■ **WHAT TO PRODUCE**: Every line of the records must be repeated exactly; pictures stay out.

─── AVAILABLE RECORDS

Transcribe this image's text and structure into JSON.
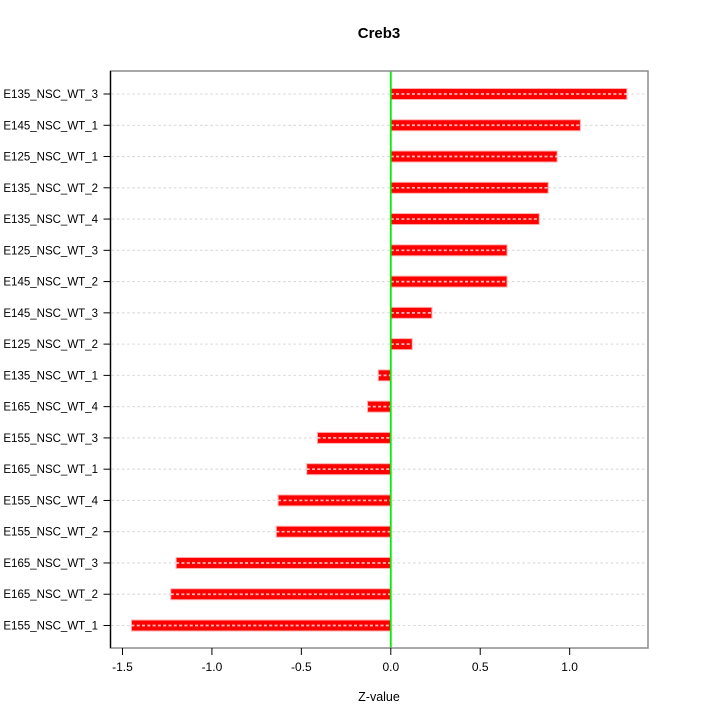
{
  "chart_data": {
    "type": "bar",
    "orientation": "horizontal",
    "title": "Creb3",
    "xlabel": "Z-value",
    "ylabel": "",
    "categories": [
      "E135_NSC_WT_3",
      "E145_NSC_WT_1",
      "E125_NSC_WT_1",
      "E135_NSC_WT_2",
      "E135_NSC_WT_4",
      "E125_NSC_WT_3",
      "E145_NSC_WT_2",
      "E145_NSC_WT_3",
      "E125_NSC_WT_2",
      "E135_NSC_WT_1",
      "E165_NSC_WT_4",
      "E155_NSC_WT_3",
      "E165_NSC_WT_1",
      "E155_NSC_WT_4",
      "E155_NSC_WT_2",
      "E165_NSC_WT_3",
      "E165_NSC_WT_2",
      "E155_NSC_WT_1"
    ],
    "values": [
      1.32,
      1.06,
      0.93,
      0.88,
      0.83,
      0.65,
      0.65,
      0.23,
      0.12,
      -0.07,
      -0.13,
      -0.41,
      -0.47,
      -0.63,
      -0.64,
      -1.2,
      -1.23,
      -1.45
    ],
    "x_ticks": [
      -1.5,
      -1.0,
      -0.5,
      0.0,
      0.5,
      1.0
    ],
    "x_tick_labels": [
      "-1.5",
      "-1.0",
      "-0.5",
      "0.0",
      "0.5",
      "1.0"
    ],
    "xlim": [
      -1.567,
      1.438
    ],
    "grid": true,
    "legend_position": "none",
    "bar_color": "#ff0000",
    "bar_halo_color": "#ffb0b0",
    "zero_line_color": "#00ee00",
    "grid_color": "#d9d9d9",
    "box_color": "#8c8c8c",
    "axis_color": "#000000"
  }
}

──────

■ **RESPONSE**:
Transcribe this image's text and structure into JSON.
{
  "chart_data": {
    "type": "bar",
    "orientation": "horizontal",
    "title": "Creb3",
    "xlabel": "Z-value",
    "ylabel": "",
    "categories": [
      "E135_NSC_WT_3",
      "E145_NSC_WT_1",
      "E125_NSC_WT_1",
      "E135_NSC_WT_2",
      "E135_NSC_WT_4",
      "E125_NSC_WT_3",
      "E145_NSC_WT_2",
      "E145_NSC_WT_3",
      "E125_NSC_WT_2",
      "E135_NSC_WT_1",
      "E165_NSC_WT_4",
      "E155_NSC_WT_3",
      "E165_NSC_WT_1",
      "E155_NSC_WT_4",
      "E155_NSC_WT_2",
      "E165_NSC_WT_3",
      "E165_NSC_WT_2",
      "E155_NSC_WT_1"
    ],
    "values": [
      1.32,
      1.06,
      0.93,
      0.88,
      0.83,
      0.65,
      0.65,
      0.23,
      0.12,
      -0.07,
      -0.13,
      -0.41,
      -0.47,
      -0.63,
      -0.64,
      -1.2,
      -1.23,
      -1.45
    ],
    "x_ticks": [
      -1.5,
      -1.0,
      -0.5,
      0.0,
      0.5,
      1.0
    ],
    "x_tick_labels": [
      "-1.5",
      "-1.0",
      "-0.5",
      "0.0",
      "0.5",
      "1.0"
    ],
    "xlim": [
      -1.567,
      1.438
    ],
    "grid": true,
    "legend_position": "none",
    "bar_color": "#ff0000",
    "bar_halo_color": "#ffb0b0",
    "zero_line_color": "#00ee00",
    "grid_color": "#d9d9d9",
    "box_color": "#8c8c8c",
    "axis_color": "#000000"
  }
}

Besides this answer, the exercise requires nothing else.